→ **DIRECTIONS FOR THIS TASK**
Tally how many lines include "type". The number is the whole answer.
** start EXERCISE INPUTS **
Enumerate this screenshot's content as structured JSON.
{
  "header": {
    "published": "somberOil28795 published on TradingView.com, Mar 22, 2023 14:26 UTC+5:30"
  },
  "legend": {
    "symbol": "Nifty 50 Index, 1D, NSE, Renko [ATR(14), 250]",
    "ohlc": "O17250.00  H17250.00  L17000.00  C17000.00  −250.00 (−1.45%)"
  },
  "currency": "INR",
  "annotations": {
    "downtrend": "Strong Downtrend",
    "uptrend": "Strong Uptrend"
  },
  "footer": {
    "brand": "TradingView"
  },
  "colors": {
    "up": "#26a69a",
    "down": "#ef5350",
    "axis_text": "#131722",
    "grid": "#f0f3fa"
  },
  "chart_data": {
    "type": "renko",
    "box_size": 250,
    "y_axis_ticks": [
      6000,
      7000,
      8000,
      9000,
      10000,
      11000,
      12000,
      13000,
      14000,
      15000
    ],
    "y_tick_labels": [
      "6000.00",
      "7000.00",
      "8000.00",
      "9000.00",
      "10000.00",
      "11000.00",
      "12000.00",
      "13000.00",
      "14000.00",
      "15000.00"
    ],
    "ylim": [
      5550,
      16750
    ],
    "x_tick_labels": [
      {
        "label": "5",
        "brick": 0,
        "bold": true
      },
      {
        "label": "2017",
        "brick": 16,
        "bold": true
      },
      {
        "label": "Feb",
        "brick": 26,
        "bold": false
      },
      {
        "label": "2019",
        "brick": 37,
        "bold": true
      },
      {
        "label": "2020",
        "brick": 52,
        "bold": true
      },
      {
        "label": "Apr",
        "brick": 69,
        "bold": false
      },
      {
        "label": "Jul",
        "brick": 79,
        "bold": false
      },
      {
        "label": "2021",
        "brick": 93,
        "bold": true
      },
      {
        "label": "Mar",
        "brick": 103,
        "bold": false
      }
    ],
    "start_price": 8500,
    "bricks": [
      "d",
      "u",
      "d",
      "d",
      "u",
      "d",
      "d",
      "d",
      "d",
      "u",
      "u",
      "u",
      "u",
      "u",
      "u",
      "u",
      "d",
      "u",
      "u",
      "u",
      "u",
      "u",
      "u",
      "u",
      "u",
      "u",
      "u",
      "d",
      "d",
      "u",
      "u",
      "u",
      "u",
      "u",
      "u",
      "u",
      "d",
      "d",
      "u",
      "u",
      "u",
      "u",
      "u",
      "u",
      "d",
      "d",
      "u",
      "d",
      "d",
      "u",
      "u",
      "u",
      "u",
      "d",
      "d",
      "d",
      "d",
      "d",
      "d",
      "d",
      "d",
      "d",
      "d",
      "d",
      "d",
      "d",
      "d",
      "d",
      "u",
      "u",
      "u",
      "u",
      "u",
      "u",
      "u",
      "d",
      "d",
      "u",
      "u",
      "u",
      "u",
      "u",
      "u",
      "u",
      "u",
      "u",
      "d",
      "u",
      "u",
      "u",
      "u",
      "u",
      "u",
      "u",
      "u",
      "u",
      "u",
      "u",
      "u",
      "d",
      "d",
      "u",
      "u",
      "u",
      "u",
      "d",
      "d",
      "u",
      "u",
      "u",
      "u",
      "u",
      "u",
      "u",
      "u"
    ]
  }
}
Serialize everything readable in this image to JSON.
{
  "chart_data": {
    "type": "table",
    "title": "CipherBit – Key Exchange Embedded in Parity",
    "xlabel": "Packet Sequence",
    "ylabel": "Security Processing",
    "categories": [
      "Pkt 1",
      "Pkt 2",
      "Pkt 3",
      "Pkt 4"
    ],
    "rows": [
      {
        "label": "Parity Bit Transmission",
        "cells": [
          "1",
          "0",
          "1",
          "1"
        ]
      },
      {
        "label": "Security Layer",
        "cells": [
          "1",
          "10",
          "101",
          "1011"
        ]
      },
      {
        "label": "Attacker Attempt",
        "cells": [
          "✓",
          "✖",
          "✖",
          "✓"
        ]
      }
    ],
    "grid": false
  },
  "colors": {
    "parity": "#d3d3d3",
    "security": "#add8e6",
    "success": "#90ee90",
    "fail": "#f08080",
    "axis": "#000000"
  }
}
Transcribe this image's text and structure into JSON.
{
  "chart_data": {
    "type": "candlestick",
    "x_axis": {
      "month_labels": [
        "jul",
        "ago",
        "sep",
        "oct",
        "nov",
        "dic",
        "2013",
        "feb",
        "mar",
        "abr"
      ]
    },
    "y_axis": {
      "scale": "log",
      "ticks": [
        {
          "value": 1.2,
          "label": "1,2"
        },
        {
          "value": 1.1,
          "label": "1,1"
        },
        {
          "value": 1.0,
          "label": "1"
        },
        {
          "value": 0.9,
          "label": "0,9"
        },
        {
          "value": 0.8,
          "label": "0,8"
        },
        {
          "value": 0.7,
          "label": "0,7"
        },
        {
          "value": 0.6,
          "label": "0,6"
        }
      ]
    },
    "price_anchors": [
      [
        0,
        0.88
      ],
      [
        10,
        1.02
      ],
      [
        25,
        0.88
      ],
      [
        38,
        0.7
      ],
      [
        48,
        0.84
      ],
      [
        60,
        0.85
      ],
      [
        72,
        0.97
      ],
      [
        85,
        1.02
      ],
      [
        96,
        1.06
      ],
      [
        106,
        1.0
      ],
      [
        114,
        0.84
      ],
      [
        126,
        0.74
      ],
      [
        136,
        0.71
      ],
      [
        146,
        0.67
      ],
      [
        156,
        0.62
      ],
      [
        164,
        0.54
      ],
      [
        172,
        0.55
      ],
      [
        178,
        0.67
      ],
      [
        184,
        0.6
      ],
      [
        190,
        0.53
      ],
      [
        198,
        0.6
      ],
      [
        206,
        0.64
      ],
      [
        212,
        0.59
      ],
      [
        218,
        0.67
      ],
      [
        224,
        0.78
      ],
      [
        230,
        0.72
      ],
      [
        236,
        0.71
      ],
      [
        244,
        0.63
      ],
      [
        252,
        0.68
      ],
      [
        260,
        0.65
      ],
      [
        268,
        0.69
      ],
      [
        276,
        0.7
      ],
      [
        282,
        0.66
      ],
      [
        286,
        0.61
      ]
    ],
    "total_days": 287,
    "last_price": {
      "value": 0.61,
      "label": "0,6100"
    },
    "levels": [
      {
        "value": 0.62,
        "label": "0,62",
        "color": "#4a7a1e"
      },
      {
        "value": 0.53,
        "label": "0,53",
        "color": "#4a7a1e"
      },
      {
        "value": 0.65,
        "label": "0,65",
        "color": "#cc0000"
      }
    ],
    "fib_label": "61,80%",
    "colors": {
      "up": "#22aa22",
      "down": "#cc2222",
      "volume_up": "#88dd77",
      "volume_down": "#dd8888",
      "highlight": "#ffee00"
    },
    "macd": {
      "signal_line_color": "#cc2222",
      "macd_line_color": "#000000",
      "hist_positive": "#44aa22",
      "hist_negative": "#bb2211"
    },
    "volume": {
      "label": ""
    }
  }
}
** end EXERCISE INPUTS **
→ **THE COMPLETED TASK**
3